• **Requirement**: Find the lines with "trained" in them and copy them out.

• **Source records**:

START

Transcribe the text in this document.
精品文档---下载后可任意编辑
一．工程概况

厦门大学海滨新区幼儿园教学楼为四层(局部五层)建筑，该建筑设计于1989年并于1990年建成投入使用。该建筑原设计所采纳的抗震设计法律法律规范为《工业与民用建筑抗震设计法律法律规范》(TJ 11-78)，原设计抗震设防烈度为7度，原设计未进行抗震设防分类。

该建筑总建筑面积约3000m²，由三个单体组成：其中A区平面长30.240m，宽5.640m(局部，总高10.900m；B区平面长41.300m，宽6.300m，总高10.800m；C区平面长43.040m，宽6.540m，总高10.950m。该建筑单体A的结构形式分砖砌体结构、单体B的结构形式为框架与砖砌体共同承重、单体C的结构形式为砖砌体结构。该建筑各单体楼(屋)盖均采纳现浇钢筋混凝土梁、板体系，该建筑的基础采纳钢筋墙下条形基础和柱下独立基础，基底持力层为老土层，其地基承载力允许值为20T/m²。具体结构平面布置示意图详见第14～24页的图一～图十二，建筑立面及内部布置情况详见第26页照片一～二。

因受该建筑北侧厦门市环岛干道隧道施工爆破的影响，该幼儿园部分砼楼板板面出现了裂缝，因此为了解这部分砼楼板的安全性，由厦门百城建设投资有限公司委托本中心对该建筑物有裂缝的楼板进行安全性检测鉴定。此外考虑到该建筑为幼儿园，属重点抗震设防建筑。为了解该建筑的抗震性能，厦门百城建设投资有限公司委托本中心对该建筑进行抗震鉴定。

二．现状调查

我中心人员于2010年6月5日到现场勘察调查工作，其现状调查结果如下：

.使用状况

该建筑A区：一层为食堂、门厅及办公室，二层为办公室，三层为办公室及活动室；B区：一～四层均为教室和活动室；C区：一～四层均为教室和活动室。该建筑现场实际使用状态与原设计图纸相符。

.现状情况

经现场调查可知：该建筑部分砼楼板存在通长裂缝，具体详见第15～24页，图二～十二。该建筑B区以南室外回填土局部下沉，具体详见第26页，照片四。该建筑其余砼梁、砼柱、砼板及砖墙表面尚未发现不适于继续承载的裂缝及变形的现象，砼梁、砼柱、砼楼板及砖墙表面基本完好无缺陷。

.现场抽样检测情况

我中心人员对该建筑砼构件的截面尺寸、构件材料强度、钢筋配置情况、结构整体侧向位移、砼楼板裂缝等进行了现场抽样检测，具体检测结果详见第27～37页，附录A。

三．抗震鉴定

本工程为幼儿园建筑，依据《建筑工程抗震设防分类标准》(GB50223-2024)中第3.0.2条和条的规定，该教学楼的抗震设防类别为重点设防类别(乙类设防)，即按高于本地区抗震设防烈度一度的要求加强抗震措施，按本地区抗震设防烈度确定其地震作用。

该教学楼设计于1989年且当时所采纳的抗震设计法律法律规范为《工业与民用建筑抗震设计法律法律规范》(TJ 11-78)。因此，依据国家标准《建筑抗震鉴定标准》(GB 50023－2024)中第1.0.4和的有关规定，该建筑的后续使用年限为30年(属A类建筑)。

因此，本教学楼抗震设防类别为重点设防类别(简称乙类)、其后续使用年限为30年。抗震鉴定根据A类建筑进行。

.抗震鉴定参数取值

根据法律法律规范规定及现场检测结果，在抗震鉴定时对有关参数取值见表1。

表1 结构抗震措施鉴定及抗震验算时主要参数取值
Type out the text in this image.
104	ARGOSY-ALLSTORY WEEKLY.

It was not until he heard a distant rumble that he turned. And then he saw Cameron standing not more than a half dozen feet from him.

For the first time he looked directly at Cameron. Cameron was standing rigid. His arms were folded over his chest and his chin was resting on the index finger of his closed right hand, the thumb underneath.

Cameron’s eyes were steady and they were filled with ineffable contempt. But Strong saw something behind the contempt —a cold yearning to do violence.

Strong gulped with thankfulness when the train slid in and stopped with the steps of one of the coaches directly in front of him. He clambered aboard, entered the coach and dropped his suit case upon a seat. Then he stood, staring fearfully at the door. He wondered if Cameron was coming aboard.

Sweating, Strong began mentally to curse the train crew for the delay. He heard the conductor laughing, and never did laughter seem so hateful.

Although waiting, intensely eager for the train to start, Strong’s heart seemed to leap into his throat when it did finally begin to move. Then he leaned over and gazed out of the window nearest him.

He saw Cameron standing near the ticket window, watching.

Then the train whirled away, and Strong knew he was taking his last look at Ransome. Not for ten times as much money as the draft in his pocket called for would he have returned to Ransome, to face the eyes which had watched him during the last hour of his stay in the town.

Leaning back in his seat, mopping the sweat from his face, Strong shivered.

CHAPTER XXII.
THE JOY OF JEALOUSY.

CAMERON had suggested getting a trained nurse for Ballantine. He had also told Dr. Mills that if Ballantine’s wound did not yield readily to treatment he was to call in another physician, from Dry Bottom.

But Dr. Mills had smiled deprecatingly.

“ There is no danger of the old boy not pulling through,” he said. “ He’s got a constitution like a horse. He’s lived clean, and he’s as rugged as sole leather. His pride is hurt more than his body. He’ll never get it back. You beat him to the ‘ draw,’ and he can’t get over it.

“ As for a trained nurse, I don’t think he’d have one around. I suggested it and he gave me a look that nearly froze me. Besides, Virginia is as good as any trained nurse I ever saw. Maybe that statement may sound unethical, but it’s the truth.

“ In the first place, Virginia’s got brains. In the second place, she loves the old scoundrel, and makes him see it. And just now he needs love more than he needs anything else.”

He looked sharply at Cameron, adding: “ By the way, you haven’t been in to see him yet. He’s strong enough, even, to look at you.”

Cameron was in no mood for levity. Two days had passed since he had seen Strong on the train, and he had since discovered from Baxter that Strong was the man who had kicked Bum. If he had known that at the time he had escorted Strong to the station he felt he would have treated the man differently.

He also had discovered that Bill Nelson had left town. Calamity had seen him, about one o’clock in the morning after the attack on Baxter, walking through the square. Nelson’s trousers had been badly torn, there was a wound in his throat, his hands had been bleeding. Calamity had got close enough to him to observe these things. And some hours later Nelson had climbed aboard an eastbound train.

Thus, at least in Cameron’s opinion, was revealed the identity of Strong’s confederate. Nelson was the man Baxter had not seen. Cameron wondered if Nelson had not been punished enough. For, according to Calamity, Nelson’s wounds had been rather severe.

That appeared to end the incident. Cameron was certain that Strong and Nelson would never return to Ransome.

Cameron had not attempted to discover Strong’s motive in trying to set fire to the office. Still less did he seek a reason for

END

• **Output of the exercise**:
CAMERON had suggested getting a trained nurse for Ballantine. He had also told Dr. Mills that if Ballantine’s wound did not yield readily to treatment he was to call in another physician, from Dry Bottom.
“ As for a trained nurse, I don’t think he’d have one around. I suggested it and he gave me a look that nearly froze me. Besides, Virginia is as good as any trained nurse I ever saw. Maybe that statement may sound unethical, but it’s the truth.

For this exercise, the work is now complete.